## Extracted records:
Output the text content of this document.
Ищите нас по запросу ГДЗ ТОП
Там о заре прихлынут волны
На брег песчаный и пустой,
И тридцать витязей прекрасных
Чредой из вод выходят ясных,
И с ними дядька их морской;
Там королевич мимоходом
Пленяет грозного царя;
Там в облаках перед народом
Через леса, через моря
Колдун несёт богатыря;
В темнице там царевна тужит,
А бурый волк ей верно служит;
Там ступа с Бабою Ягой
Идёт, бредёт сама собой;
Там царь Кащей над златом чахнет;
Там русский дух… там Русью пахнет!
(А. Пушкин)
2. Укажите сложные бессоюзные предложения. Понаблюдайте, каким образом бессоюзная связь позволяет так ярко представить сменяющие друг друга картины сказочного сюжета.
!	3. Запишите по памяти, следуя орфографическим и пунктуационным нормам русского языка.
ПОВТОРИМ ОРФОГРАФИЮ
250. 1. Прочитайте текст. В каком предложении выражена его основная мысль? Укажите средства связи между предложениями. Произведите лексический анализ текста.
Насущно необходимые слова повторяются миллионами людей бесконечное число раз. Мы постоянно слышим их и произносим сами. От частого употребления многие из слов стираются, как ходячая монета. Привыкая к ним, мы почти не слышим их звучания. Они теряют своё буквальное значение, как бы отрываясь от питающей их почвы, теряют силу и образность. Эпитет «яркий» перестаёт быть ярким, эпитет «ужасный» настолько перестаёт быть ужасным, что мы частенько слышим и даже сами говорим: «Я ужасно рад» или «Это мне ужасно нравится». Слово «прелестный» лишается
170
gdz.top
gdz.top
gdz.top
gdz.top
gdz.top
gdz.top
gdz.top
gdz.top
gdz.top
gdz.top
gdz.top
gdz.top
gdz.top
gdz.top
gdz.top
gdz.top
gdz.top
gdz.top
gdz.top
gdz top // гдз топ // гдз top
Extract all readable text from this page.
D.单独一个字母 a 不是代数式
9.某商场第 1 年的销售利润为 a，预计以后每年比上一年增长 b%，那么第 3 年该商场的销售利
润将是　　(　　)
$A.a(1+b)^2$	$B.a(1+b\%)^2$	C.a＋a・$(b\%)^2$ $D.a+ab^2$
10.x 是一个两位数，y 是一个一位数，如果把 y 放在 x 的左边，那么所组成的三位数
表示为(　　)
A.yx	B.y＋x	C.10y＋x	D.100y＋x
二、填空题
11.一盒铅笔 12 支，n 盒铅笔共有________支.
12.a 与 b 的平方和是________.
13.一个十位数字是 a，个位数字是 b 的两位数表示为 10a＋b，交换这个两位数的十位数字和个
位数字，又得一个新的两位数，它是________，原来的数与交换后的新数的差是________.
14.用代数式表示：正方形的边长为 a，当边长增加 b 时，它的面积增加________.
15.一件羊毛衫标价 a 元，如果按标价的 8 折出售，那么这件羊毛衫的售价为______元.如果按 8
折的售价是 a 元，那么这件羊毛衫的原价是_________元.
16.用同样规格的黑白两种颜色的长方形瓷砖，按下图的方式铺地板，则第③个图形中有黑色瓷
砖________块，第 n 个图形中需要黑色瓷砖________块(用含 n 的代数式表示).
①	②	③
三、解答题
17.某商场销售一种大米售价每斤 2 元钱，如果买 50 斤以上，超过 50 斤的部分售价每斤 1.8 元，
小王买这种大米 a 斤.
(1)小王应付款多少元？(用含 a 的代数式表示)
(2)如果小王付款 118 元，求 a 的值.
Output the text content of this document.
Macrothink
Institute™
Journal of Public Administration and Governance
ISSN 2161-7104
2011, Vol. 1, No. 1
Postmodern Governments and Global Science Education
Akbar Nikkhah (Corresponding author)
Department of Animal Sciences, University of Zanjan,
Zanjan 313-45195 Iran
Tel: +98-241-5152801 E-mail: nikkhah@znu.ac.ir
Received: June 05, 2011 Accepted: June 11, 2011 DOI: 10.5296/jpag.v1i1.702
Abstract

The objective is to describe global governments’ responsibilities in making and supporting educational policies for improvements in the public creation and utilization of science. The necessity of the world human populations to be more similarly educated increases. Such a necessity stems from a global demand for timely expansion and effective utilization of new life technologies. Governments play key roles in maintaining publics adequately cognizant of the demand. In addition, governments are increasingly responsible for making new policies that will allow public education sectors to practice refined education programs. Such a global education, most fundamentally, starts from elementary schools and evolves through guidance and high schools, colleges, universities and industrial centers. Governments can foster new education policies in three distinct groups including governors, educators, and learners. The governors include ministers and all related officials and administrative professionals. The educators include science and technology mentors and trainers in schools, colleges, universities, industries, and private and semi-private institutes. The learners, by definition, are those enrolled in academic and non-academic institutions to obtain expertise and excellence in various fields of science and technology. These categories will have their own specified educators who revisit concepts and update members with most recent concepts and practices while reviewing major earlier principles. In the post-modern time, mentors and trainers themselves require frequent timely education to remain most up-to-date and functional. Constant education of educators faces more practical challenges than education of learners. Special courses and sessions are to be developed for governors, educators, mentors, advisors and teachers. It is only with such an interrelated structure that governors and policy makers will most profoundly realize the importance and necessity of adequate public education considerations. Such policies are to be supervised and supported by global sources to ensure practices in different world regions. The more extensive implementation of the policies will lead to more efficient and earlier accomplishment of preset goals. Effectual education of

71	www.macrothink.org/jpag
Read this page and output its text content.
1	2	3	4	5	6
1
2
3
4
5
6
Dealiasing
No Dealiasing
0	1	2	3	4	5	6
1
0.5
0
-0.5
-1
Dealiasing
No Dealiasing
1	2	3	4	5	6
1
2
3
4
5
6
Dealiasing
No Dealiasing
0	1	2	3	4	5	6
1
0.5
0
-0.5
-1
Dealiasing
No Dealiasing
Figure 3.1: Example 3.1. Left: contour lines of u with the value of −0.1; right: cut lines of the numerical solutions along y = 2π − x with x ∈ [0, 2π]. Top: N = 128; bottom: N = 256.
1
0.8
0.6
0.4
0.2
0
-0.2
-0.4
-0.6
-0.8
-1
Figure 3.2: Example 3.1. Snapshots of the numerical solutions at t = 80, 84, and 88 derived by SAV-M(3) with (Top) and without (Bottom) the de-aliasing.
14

## Task goal:
Show all lines from the records above where the word "Zanjan" occurs.

## Written reply:
Department of Animal Sciences, University of Zanjan,
Zanjan 313-45195 Iran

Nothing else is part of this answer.